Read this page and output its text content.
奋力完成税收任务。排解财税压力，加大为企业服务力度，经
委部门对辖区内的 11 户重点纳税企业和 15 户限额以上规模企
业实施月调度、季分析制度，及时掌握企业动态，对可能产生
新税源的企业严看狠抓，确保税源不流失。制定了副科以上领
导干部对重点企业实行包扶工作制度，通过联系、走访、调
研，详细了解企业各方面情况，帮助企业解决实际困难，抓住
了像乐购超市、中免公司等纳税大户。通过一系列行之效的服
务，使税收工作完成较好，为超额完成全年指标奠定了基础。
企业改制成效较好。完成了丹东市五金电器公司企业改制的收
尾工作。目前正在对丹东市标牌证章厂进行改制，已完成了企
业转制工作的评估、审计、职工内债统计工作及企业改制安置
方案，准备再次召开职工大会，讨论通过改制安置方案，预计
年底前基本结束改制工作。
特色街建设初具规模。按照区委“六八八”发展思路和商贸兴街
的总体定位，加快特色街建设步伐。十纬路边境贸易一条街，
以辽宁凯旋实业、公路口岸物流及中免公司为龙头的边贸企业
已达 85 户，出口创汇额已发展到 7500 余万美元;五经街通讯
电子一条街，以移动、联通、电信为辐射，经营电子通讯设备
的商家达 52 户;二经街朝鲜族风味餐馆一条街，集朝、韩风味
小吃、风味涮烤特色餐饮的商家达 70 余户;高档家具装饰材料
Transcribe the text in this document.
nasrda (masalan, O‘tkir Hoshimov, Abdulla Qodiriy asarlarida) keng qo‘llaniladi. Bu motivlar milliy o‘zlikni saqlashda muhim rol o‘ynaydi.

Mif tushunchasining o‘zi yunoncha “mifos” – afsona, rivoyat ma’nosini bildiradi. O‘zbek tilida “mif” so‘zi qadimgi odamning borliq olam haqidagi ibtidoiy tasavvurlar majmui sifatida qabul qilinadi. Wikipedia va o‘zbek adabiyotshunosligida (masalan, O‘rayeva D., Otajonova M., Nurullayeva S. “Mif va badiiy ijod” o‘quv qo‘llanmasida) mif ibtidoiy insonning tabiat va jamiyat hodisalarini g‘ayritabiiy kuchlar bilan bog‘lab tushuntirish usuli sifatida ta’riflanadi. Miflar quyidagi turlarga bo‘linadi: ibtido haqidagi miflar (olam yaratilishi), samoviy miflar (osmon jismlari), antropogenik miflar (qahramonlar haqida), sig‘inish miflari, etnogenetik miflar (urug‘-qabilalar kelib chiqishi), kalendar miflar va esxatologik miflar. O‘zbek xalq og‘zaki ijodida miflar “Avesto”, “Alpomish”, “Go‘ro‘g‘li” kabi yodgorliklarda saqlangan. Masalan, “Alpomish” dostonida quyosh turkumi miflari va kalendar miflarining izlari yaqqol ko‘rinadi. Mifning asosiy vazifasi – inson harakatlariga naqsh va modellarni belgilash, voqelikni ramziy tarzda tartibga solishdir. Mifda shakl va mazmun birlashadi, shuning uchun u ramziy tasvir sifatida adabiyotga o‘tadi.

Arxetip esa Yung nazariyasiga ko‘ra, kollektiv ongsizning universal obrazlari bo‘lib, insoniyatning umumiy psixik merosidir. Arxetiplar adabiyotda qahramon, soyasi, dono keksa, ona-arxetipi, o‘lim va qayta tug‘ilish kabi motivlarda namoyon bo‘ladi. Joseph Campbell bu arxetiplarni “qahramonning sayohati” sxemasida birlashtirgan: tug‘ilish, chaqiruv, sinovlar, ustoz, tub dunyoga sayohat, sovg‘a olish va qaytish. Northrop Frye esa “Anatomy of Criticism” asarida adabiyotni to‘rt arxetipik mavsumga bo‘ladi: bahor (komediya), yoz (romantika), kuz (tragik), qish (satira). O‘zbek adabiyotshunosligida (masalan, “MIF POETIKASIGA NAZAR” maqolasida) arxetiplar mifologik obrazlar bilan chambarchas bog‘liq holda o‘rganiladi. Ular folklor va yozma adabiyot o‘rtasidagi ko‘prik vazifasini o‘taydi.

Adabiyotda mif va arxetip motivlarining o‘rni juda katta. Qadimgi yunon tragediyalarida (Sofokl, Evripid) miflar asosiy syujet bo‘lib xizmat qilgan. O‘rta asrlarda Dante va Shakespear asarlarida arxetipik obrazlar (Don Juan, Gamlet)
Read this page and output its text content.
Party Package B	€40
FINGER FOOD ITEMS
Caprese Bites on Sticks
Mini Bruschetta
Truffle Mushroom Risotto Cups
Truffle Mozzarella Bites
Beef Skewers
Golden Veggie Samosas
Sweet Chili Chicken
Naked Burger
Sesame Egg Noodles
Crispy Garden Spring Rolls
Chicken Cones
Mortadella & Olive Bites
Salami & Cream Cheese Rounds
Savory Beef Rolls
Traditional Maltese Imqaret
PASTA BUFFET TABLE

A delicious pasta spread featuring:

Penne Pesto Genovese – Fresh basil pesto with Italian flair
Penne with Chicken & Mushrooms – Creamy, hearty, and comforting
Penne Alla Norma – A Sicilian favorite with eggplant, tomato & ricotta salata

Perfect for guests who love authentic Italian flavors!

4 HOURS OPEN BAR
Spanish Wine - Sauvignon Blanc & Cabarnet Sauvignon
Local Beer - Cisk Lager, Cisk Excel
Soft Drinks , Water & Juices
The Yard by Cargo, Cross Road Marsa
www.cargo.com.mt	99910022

--*--

Reproduce all of the material above word for word.

Read this page and output its text content.
奋力完成税收任务。排解财税压力，加大为企业服务力度，经
委部门对辖区内的 11 户重点纳税企业和 15 户限额以上规模企
业实施月调度、季分析制度，及时掌握企业动态，对可能产生
新税源的企业严看狠抓，确保税源不流失。制定了副科以上领
导干部对重点企业实行包扶工作制度，通过联系、走访、调
研，详细了解企业各方面情况，帮助企业解决实际困难，抓住
了像乐购超市、中免公司等纳税大户。通过一系列行之效的服
务，使税收工作完成较好，为超额完成全年指标奠定了基础。
企业改制成效较好。完成了丹东市五金电器公司企业改制的收
尾工作。目前正在对丹东市标牌证章厂进行改制，已完成了企
业转制工作的评估、审计、职工内债统计工作及企业改制安置
方案，准备再次召开职工大会，讨论通过改制安置方案，预计
年底前基本结束改制工作。
特色街建设初具规模。按照区委“六八八”发展思路和商贸兴街
的总体定位，加快特色街建设步伐。十纬路边境贸易一条街，
以辽宁凯旋实业、公路口岸物流及中免公司为龙头的边贸企业
已达 85 户，出口创汇额已发展到 7500 余万美元;五经街通讯
电子一条街，以移动、联通、电信为辐射，经营电子通讯设备
的商家达 52 户;二经街朝鲜族风味餐馆一条街，集朝、韩风味
小吃、风味涮烤特色餐饮的商家达 70 余户;高档家具装饰材料
Transcribe the text in this document.
nasrda (masalan, O‘tkir Hoshimov, Abdulla Qodiriy asarlarida) keng qo‘llaniladi. Bu motivlar milliy o‘zlikni saqlashda muhim rol o‘ynaydi.

Mif tushunchasining o‘zi yunoncha “mifos” – afsona, rivoyat ma’nosini bildiradi. O‘zbek tilida “mif” so‘zi qadimgi odamning borliq olam haqidagi ibtidoiy tasavvurlar majmui sifatida qabul qilinadi. Wikipedia va o‘zbek adabiyotshunosligida (masalan, O‘rayeva D., Otajonova M., Nurullayeva S. “Mif va badiiy ijod” o‘quv qo‘llanmasida) mif ibtidoiy insonning tabiat va jamiyat hodisalarini g‘ayritabiiy kuchlar bilan bog‘lab tushuntirish usuli sifatida ta’riflanadi. Miflar quyidagi turlarga bo‘linadi: ibtido haqidagi miflar (olam yaratilishi), samoviy miflar (osmon jismlari), antropogenik miflar (qahramonlar haqida), sig‘inish miflari, etnogenetik miflar (urug‘-qabilalar kelib chiqishi), kalendar miflar va esxatologik miflar. O‘zbek xalq og‘zaki ijodida miflar “Avesto”, “Alpomish”, “Go‘ro‘g‘li” kabi yodgorliklarda saqlangan. Masalan, “Alpomish” dostonida quyosh turkumi miflari va kalendar miflarining izlari yaqqol ko‘rinadi. Mifning asosiy vazifasi – inson harakatlariga naqsh va modellarni belgilash, voqelikni ramziy tarzda tartibga solishdir. Mifda shakl va mazmun birlashadi, shuning uchun u ramziy tasvir sifatida adabiyotga o‘tadi.

Arxetip esa Yung nazariyasiga ko‘ra, kollektiv ongsizning universal obrazlari bo‘lib, insoniyatning umumiy psixik merosidir. Arxetiplar adabiyotda qahramon, soyasi, dono keksa, ona-arxetipi, o‘lim va qayta tug‘ilish kabi motivlarda namoyon bo‘ladi. Joseph Campbell bu arxetiplarni “qahramonning sayohati” sxemasida birlashtirgan: tug‘ilish, chaqiruv, sinovlar, ustoz, tub dunyoga sayohat, sovg‘a olish va qaytish. Northrop Frye esa “Anatomy of Criticism” asarida adabiyotni to‘rt arxetipik mavsumga bo‘ladi: bahor (komediya), yoz (romantika), kuz (tragik), qish (satira). O‘zbek adabiyotshunosligida (masalan, “MIF POETIKASIGA NAZAR” maqolasida) arxetiplar mifologik obrazlar bilan chambarchas bog‘liq holda o‘rganiladi. Ular folklor va yozma adabiyot o‘rtasidagi ko‘prik vazifasini o‘taydi.

Adabiyotda mif va arxetip motivlarining o‘rni juda katta. Qadimgi yunon tragediyalarida (Sofokl, Evripid) miflar asosiy syujet bo‘lib xizmat qilgan. O‘rta asrlarda Dante va Shakespear asarlarida arxetipik obrazlar (Don Juan, Gamlet)
Read this page and output its text content.
Party Package B	€40
FINGER FOOD ITEMS
Caprese Bites on Sticks
Mini Bruschetta
Truffle Mushroom Risotto Cups
Truffle Mozzarella Bites
Beef Skewers
Golden Veggie Samosas
Sweet Chili Chicken
Naked Burger
Sesame Egg Noodles
Crispy Garden Spring Rolls
Chicken Cones
Mortadella & Olive Bites
Salami & Cream Cheese Rounds
Savory Beef Rolls
Traditional Maltese Imqaret
PASTA BUFFET TABLE

A delicious pasta spread featuring:

Penne Pesto Genovese – Fresh basil pesto with Italian flair
Penne with Chicken & Mushrooms – Creamy, hearty, and comforting
Penne Alla Norma – A Sicilian favorite with eggplant, tomato & ricotta salata

Perfect for guests who love authentic Italian flavors!

4 HOURS OPEN BAR
Spanish Wine - Sauvignon Blanc & Cabarnet Sauvignon
Local Beer - Cisk Lager, Cisk Excel
Soft Drinks , Water & Juices
The Yard by Cargo, Cross Road Marsa
www.cargo.com.mt	99910022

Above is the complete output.